## Figure contents as structured data

◆ ◆ ◆

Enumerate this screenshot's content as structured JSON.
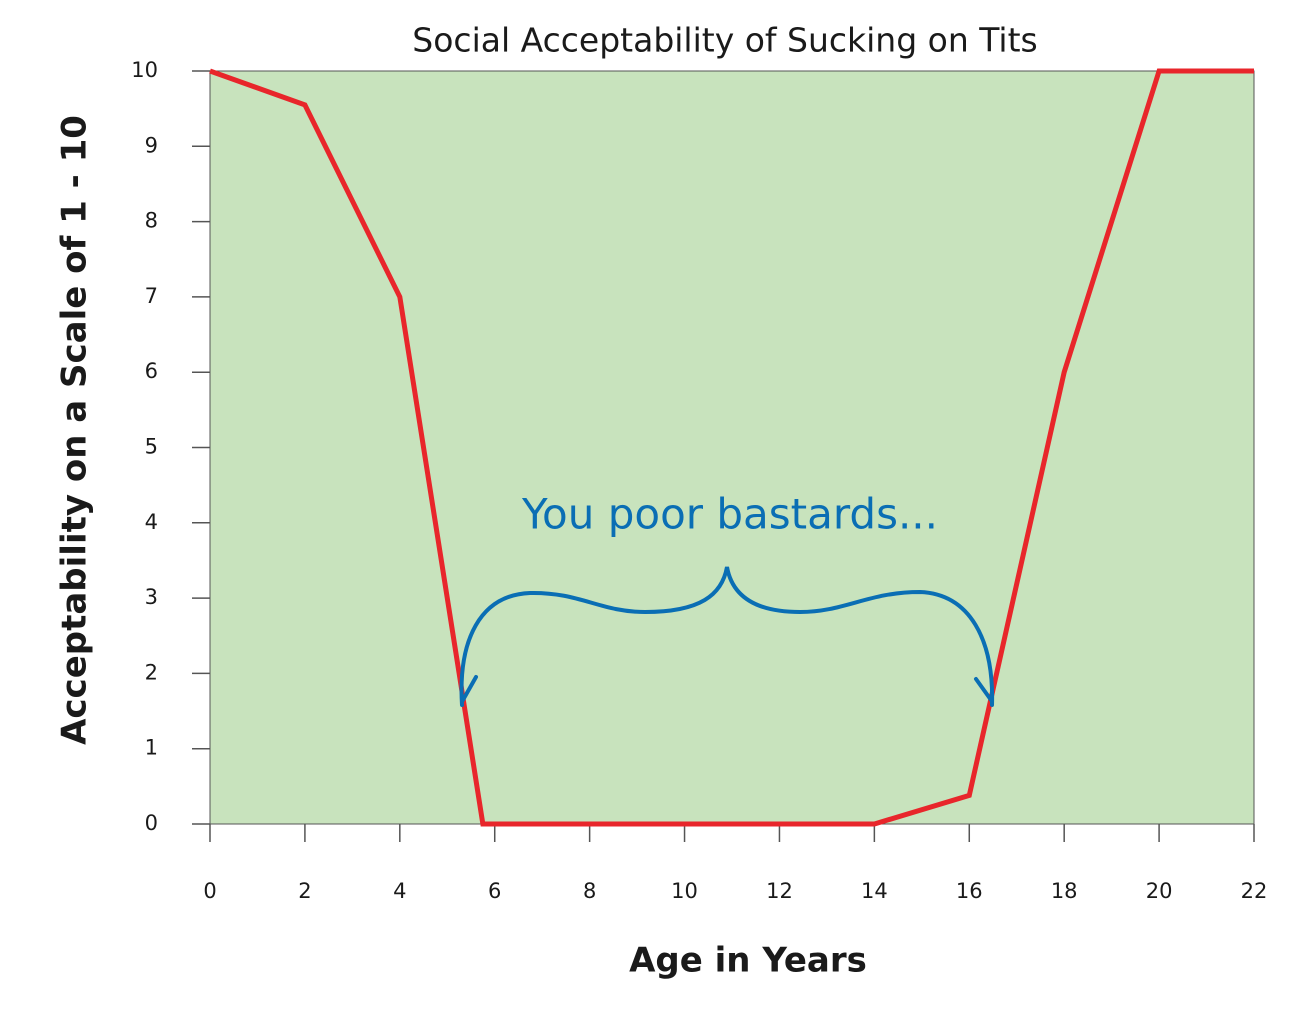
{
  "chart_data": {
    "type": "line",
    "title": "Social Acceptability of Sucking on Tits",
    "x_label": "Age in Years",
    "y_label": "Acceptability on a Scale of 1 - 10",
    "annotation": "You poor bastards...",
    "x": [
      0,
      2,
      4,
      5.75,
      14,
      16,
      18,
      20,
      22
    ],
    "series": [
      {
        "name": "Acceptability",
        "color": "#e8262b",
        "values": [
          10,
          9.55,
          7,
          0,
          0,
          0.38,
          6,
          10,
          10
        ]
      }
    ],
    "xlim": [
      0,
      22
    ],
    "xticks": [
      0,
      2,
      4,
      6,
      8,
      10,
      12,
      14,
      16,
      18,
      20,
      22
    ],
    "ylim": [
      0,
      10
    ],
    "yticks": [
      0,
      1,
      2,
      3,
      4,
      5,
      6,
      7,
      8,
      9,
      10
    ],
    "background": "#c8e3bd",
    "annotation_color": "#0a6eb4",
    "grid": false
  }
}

◆ ◆ ◆

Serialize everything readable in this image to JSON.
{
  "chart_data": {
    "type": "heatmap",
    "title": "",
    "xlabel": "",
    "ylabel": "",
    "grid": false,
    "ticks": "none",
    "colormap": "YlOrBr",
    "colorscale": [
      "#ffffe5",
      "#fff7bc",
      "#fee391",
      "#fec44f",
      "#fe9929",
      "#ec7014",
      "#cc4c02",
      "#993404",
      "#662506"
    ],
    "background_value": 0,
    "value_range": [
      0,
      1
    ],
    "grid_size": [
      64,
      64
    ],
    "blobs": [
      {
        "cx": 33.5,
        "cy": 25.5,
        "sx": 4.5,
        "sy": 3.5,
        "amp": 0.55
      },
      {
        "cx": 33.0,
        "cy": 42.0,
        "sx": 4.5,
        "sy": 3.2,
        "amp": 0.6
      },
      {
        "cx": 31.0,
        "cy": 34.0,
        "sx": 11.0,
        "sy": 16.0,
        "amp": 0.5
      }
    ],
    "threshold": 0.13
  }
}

◆ ◆ ◆

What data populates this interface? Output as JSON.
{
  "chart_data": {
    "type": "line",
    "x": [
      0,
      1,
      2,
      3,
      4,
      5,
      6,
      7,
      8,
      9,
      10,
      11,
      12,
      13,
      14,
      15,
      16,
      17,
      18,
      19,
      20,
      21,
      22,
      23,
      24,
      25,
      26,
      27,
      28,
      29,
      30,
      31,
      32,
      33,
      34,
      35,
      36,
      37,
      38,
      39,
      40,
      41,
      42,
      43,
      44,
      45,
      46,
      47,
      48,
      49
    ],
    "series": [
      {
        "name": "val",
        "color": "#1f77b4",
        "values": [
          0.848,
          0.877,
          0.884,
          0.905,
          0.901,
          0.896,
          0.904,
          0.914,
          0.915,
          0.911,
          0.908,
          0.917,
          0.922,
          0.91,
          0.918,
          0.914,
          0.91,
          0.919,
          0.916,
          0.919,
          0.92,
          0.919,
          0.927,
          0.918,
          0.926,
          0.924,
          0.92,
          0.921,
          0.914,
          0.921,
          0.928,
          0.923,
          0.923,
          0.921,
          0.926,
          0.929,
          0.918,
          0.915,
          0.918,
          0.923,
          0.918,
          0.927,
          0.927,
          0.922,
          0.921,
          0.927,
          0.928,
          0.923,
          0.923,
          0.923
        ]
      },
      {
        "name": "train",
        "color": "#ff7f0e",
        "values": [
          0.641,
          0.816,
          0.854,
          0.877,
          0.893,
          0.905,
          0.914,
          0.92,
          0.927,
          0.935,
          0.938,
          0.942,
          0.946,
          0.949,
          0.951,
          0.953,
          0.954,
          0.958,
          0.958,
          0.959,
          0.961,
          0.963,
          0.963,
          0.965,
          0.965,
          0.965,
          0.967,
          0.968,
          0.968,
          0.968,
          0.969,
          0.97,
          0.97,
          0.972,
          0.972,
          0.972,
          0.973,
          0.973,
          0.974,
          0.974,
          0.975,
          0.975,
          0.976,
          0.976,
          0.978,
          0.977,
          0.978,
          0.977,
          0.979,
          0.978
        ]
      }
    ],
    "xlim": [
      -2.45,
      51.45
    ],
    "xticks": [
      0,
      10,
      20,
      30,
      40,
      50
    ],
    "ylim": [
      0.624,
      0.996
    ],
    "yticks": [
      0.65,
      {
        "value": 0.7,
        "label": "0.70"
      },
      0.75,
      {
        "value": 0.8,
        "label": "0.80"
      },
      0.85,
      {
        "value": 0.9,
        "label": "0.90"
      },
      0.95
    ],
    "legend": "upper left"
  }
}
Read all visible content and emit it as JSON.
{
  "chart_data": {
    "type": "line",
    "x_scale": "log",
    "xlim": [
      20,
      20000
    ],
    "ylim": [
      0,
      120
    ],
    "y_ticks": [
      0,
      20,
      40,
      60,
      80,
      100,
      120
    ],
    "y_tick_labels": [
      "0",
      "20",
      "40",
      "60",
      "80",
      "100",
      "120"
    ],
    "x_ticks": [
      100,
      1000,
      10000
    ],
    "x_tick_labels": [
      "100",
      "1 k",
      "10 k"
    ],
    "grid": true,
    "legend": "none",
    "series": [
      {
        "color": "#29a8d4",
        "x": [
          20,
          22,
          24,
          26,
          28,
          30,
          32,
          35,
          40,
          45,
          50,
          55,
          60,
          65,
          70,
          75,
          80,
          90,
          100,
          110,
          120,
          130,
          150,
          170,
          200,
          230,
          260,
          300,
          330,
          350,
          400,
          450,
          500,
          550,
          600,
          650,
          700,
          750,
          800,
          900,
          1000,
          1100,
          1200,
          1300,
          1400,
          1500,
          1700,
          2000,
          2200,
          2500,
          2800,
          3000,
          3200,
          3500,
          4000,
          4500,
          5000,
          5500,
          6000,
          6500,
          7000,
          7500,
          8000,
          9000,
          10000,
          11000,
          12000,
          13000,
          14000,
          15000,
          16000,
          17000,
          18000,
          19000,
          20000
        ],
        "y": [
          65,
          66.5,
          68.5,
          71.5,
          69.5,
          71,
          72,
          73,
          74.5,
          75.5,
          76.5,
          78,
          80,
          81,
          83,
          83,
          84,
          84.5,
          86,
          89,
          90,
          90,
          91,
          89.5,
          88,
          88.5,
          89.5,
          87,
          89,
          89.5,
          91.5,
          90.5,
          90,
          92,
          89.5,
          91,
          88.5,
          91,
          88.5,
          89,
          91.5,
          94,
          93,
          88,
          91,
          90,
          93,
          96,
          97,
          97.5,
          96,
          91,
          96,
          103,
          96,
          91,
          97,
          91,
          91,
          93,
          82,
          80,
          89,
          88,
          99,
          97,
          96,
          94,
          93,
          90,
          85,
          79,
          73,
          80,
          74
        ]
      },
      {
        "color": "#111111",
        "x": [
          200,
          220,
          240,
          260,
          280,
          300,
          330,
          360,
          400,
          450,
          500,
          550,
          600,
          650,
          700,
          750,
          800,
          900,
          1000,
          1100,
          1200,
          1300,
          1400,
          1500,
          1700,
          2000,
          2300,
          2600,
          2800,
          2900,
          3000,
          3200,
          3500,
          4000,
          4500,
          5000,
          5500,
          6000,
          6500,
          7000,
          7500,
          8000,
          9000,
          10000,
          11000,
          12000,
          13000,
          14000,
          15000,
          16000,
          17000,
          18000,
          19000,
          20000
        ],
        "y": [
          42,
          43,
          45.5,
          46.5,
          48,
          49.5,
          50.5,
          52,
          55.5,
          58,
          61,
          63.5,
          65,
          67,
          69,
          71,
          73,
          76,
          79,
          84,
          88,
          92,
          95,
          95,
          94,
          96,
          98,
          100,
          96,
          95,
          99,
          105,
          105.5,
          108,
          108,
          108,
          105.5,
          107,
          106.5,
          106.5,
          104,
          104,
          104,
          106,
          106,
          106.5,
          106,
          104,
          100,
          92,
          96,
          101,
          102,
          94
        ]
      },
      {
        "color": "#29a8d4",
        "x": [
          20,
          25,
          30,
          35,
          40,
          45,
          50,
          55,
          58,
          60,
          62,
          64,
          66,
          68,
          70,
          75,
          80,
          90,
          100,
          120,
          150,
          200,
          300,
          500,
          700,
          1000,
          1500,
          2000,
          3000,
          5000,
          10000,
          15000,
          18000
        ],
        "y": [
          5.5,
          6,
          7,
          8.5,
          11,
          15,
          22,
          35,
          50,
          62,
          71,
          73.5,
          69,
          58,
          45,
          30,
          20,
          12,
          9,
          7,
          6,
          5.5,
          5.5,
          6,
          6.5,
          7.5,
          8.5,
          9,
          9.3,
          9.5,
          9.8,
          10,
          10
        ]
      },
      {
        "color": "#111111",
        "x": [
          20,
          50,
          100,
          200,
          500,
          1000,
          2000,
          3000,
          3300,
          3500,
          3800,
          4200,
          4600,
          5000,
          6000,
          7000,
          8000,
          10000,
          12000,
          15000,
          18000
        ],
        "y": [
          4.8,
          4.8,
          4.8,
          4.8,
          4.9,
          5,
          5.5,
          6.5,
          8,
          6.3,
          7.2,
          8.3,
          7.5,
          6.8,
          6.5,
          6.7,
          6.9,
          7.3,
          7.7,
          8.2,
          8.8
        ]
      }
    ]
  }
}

◆ ◆ ◆

## Exercise
Find every line in the records above that holds the word "this", and copy each one.

## Reply
Enumerate this screenshot's content as structured JSON.
Serialize everything readable in this image to JSON.
What data populates this interface? Output as JSON.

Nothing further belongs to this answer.